I'm not going to argue against the superiority of EBNF for ease of
reasoning or debugging. However, the party line about tail-recursion
being evil and while loops being better is something we compiler folks
should pay closer attention to.


This same party line crops up in the first couple days of my
undergraduate compilers course, since we use the red dragon book as
the primary text and Aho, Sethi, and Ullman go to great lengths in
their introductory example to turn the tail-recursive
recursive-descent procedures into looping ones.


However, I take this as an opportunity for some religous conversion.
I bring in to class the code that gcc (which is the C compiler we use)
generates from each of Aho, Sethi, and Ullman's versions, and some
empirical timing data on them. We look at this, and lo and behold,
gcc generates the same assembly code from each version, mod a few
uninteresting differences, and the timing is indistinguishable.


>From this I point out two lessons, the second of which is perhaps the
more interesting:


    1) Question Authority, and use empricism as one mode of answering
          those questions.

**WRITTEN INSTRUCTION A:**
Repeat the passage on tail recursion from "generates from each" up to and including "timing is indistinguishable.".
The passage above and the records that come next are unrelated material.

**Stored data entries:**

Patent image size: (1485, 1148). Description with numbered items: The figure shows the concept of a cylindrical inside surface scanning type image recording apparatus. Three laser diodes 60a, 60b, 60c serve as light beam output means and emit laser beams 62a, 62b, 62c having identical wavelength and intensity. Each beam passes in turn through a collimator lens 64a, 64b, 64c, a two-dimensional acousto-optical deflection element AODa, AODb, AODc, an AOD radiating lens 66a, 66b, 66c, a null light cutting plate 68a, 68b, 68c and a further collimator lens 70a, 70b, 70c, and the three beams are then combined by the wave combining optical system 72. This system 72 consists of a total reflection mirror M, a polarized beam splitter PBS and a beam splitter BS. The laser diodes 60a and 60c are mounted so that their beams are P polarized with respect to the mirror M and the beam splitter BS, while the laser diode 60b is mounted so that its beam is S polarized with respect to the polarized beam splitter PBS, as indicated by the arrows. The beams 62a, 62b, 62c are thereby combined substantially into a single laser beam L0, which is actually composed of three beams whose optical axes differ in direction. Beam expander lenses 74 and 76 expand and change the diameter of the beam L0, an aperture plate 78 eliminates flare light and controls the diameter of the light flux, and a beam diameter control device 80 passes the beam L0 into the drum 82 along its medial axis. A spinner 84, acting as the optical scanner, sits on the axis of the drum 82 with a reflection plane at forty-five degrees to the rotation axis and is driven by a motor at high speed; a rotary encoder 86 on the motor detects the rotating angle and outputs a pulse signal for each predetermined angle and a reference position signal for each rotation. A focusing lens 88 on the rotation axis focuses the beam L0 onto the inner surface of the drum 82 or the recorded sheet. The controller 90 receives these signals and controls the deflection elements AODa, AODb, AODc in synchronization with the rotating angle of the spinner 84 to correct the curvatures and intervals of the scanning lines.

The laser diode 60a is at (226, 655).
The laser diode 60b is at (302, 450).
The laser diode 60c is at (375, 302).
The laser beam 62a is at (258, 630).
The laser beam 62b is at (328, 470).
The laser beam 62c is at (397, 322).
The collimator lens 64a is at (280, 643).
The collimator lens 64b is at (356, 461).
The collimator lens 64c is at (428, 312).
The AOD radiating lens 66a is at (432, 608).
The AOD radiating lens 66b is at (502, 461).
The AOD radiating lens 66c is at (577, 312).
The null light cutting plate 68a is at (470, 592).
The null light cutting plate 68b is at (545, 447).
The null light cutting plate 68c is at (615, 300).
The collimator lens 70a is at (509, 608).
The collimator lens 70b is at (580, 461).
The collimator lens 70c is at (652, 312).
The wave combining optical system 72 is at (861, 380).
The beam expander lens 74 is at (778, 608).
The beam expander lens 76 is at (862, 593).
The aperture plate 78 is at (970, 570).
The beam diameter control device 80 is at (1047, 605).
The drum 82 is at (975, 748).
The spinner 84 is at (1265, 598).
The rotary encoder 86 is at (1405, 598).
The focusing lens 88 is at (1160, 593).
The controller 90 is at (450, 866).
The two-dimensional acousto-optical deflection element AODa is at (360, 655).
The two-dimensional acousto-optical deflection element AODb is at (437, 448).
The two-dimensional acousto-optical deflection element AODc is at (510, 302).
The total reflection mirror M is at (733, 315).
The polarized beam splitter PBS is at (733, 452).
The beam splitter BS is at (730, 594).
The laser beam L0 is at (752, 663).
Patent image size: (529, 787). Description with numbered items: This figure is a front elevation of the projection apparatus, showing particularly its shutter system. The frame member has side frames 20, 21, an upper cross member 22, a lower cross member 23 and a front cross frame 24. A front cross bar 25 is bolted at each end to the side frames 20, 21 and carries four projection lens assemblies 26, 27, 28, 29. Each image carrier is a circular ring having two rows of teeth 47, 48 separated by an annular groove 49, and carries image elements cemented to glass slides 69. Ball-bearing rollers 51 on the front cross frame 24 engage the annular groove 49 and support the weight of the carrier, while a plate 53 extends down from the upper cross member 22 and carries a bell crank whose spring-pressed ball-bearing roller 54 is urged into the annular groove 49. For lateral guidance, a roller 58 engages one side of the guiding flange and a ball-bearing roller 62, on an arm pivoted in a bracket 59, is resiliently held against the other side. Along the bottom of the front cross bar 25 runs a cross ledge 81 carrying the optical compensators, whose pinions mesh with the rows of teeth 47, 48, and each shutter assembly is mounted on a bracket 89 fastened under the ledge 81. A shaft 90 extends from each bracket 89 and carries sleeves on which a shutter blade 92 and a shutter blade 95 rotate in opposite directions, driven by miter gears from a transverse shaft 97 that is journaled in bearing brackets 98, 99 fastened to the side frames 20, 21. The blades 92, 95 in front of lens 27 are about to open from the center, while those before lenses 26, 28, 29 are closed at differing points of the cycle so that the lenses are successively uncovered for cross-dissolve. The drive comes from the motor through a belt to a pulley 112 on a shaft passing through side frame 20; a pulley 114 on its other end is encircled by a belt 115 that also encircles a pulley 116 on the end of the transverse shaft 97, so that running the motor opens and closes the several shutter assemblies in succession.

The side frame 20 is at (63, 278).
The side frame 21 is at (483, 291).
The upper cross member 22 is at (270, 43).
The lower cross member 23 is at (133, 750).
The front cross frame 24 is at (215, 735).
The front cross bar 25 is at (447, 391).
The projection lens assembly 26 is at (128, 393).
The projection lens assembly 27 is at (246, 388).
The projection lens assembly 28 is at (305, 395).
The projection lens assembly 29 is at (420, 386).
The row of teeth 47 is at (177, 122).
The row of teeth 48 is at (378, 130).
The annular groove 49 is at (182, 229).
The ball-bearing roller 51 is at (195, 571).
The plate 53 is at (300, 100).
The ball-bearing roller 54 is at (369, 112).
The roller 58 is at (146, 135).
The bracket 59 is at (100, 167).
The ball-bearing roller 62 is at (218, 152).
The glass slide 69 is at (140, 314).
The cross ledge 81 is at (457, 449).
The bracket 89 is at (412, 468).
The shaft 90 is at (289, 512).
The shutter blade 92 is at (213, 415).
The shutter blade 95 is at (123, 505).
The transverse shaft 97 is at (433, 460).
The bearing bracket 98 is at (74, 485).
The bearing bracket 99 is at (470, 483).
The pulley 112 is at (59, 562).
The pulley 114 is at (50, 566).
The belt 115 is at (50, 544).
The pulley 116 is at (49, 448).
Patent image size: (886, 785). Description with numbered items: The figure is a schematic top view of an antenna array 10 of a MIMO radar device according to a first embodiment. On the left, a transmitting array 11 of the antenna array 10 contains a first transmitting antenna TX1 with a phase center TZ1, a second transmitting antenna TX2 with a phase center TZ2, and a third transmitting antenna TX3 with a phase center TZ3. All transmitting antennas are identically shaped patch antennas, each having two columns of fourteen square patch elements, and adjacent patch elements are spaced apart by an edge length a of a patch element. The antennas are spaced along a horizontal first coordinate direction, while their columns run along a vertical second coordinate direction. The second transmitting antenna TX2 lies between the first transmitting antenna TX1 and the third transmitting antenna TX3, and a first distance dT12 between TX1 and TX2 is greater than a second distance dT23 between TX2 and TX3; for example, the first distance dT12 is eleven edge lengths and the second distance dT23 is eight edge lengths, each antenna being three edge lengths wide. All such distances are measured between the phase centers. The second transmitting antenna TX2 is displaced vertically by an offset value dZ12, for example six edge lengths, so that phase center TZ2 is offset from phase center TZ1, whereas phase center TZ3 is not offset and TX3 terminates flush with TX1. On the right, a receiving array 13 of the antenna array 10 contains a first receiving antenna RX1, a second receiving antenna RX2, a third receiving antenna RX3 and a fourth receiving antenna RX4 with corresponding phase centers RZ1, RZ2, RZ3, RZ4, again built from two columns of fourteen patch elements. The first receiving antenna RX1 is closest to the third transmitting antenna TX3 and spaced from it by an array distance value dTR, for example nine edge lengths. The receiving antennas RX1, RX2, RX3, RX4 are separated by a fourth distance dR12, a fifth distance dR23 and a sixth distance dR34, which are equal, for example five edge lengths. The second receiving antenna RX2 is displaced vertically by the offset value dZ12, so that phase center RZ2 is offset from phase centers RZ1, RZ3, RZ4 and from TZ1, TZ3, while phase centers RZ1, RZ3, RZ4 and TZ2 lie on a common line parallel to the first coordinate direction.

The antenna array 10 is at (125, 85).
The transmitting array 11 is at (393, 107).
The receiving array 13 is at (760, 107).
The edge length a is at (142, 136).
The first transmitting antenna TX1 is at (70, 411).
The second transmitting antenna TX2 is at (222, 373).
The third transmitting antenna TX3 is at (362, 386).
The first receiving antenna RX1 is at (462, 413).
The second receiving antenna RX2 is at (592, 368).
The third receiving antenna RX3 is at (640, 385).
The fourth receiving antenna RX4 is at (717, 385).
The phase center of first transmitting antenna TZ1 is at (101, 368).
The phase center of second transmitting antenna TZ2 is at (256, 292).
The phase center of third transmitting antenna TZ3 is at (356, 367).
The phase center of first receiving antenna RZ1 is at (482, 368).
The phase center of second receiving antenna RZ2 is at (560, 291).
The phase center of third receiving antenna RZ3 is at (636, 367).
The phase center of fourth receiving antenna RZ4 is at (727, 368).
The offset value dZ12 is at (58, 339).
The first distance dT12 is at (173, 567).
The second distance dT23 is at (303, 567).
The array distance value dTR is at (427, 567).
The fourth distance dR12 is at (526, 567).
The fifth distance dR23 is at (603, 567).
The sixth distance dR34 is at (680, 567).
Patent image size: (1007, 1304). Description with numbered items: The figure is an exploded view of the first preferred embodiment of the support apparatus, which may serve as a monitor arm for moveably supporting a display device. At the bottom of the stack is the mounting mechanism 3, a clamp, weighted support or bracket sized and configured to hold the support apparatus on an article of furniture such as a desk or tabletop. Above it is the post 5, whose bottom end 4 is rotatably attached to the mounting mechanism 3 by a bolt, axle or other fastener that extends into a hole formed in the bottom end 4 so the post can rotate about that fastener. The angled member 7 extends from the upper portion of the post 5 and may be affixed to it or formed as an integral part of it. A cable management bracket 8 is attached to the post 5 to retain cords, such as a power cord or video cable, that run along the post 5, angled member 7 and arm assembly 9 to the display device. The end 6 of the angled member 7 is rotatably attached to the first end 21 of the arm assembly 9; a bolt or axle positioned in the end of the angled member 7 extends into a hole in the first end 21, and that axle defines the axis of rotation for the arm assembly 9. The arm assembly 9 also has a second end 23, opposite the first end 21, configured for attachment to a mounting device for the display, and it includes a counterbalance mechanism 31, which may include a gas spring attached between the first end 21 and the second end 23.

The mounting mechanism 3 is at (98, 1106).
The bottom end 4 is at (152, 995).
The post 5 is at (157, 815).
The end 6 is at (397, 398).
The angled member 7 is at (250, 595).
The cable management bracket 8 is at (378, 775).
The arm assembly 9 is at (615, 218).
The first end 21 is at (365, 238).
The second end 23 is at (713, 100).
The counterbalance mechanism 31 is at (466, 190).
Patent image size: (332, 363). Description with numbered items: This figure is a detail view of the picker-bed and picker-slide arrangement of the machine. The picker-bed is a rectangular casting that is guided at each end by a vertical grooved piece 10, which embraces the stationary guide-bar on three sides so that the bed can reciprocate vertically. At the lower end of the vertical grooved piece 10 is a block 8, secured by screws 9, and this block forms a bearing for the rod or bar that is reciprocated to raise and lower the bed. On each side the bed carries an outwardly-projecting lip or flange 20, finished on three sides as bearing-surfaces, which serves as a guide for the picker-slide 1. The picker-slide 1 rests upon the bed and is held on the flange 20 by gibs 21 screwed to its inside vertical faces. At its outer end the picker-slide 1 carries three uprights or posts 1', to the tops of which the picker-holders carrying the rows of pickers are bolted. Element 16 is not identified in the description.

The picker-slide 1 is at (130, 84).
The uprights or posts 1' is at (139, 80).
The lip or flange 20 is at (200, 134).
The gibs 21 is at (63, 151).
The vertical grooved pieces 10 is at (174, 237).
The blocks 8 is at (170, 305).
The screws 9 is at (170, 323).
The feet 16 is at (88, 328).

**WRITTEN INSTRUCTION B:**
Reproduce the lines of the records from the line containing "Patent image size: (332, 363)." through the end of the records.

**SOLUTION A:**
generates from each of Aho, Sethi, and Ullman's versions, and some
empirical timing data on them. We look at this, and lo and behold,
gcc generates the same assembly code from each version, mod a few
uninteresting differences, and the timing is indistinguishable.

**SOLUTION B:**
Patent image size: (332, 363). Description with numbered items: This figure is a detail view of the picker-bed and picker-slide arrangement of the machine. The picker-bed is a rectangular casting that is guided at each end by a vertical grooved piece 10, which embraces the stationary guide-bar on three sides so that the bed can reciprocate vertically. At the lower end of the vertical grooved piece 10 is a block 8, secured by screws 9, and this block forms a bearing for the rod or bar that is reciprocated to raise and lower the bed. On each side the bed carries an outwardly-projecting lip or flange 20, finished on three sides as bearing-surfaces, which serves as a guide for the picker-slide 1. The picker-slide 1 rests upon the bed and is held on the flange 20 by gibs 21 screwed to its inside vertical faces. At its outer end the picker-slide 1 carries three uprights or posts 1', to the tops of which the picker-holders carrying the rows of pickers are bolted. Element 16 is not identified in the description.

The picker-slide 1 is at (130, 84).
The uprights or posts 1' is at (139, 80).
The lip or flange 20 is at (200, 134).
The gibs 21 is at (63, 151).
The vertical grooved pieces 10 is at (174, 237).
The blocks 8 is at (170, 305).
The screws 9 is at (170, 323).
The feet 16 is at (88, 328).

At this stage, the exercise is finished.